━━━━━ Listed entries

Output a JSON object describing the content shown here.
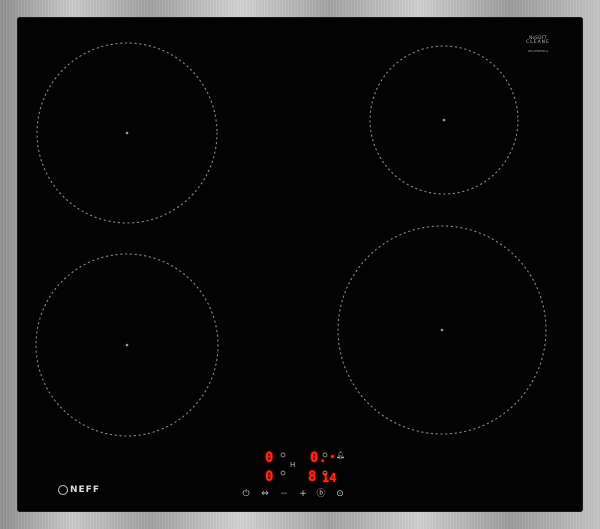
{
  "brand": {
    "top_label_line1": "NoSOFT",
    "top_label_line2": "CLEANE",
    "top_label_small": "SEGOMERKUL",
    "logo_text": "NEFF"
  },
  "cooktop": {
    "zones": [
      {
        "id": "front-left"
      },
      {
        "id": "rear-left"
      },
      {
        "id": "rear-right"
      },
      {
        "id": "front-right"
      }
    ]
  },
  "display": {
    "left_top": "0",
    "left_bottom": "0",
    "right_top": "0.",
    "right_bottom_main": "8",
    "right_bottom_timer": "14",
    "center_mark": "H",
    "accent_color": "#ff2a1a"
  },
  "controls": {
    "power_icon": "power-icon",
    "zone_select_icon": "zone-select-icon",
    "minus_label": "−",
    "plus_label": "+",
    "lock_icon": "lock-icon",
    "timer_icon": "timer-icon",
    "bell_icon": "bell-icon"
  }
}
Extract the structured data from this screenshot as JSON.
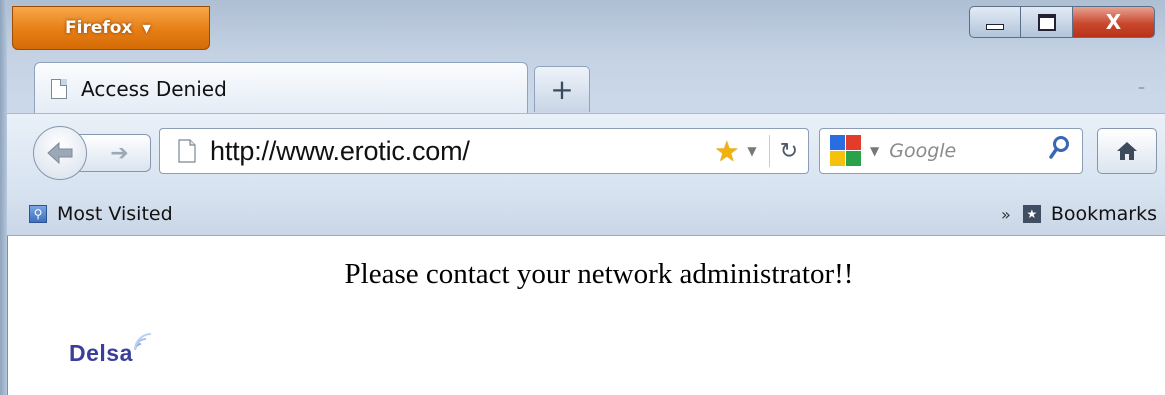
{
  "browser": {
    "app_button_label": "Firefox",
    "window_controls": {
      "close_glyph": "X"
    }
  },
  "tabs": [
    {
      "label": "Access Denied"
    }
  ],
  "new_tab_glyph": "+",
  "navbar": {
    "url": "http://www.erotic.com/",
    "search_placeholder": "Google"
  },
  "bookmarks_bar": {
    "left_item": "Most Visited",
    "right_item": "Bookmarks",
    "overflow_glyph": "»"
  },
  "page": {
    "message": "Please contact your network administrator!!",
    "logo_text": "Delsa"
  },
  "colors": {
    "firefox_orange": "#e67e14",
    "close_red": "#c9482e",
    "logo_blue": "#3b3f9c",
    "google_blue": "#2a6de0"
  }
}
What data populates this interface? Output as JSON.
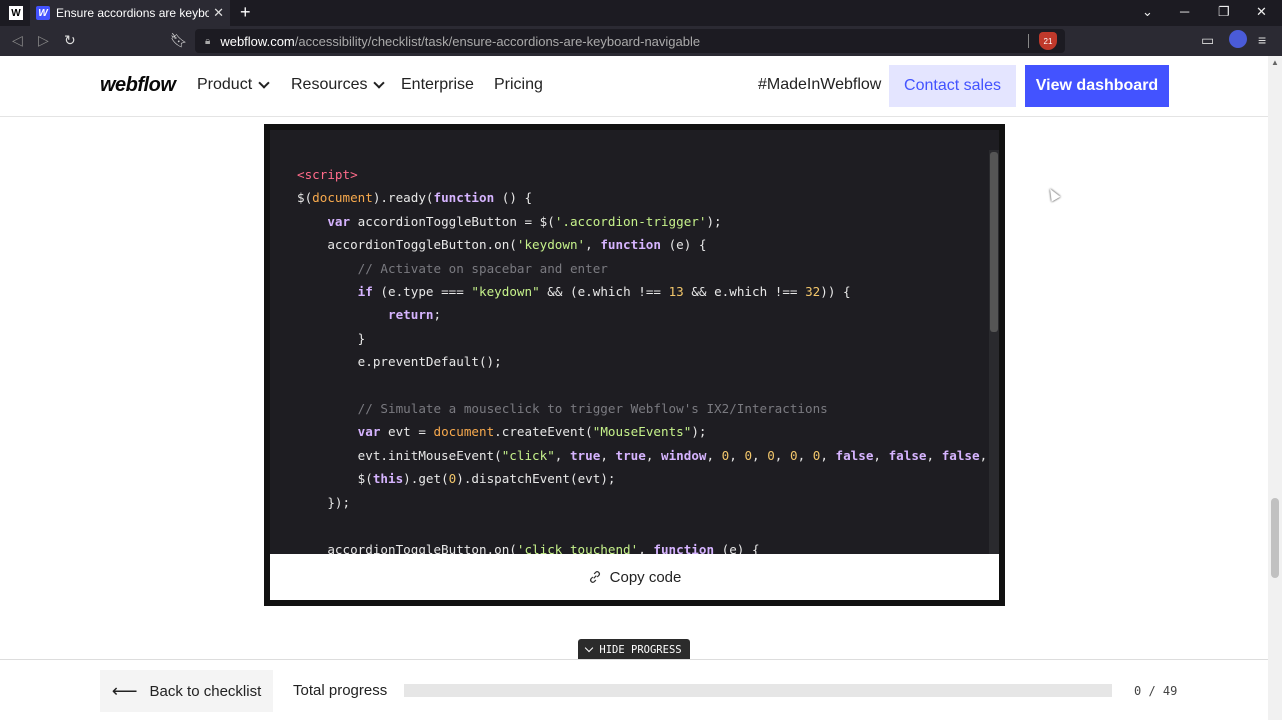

━━━━━━━━━━

## [What you should do]
Using the material above, retype each entry exactly and omit the pictures.

## [Result of this exercise]
Output a JSON object describing the content shown here.
{
  "brand": {
    "top_label_line1": "NoSOFT",
    "top_label_line2": "CLEANE",
    "top_label_small": "SEGOMERKUL",
    "logo_text": "NEFF"
  },
  "cooktop": {
    "zones": [
      {
        "id": "front-left"
      },
      {
        "id": "rear-left"
      },
      {
        "id": "rear-right"
      },
      {
        "id": "front-right"
      }
    ]
  },
  "display": {
    "left_top": "0",
    "left_bottom": "0",
    "right_top": "0.",
    "right_bottom_main": "8",
    "right_bottom_timer": "14",
    "center_mark": "H",
    "accent_color": "#ff2a1a"
  },
  "controls": {
    "power_icon": "power-icon",
    "zone_select_icon": "zone-select-icon",
    "minus_label": "−",
    "plus_label": "+",
    "lock_icon": "lock-icon",
    "timer_icon": "timer-icon",
    "bell_icon": "bell-icon"
  }
}
Extract the structured data from this screenshot as JSON.
{
  "browser": {
    "app_button_label": "Firefox",
    "window_controls": {
      "close_glyph": "X"
    }
  },
  "tabs": [
    {
      "label": "Access Denied"
    }
  ],
  "new_tab_glyph": "+",
  "navbar": {
    "url": "http://www.erotic.com/",
    "search_placeholder": "Google"
  },
  "bookmarks_bar": {
    "left_item": "Most Visited",
    "right_item": "Bookmarks",
    "overflow_glyph": "»"
  },
  "page": {
    "message": "Please contact your network administrator!!",
    "logo_text": "Delsa"
  },
  "colors": {
    "firefox_orange": "#e67e14",
    "close_red": "#c9482e",
    "logo_blue": "#3b3f9c",
    "google_blue": "#2a6de0"
  }
}
What data populates this interface? Output as JSON.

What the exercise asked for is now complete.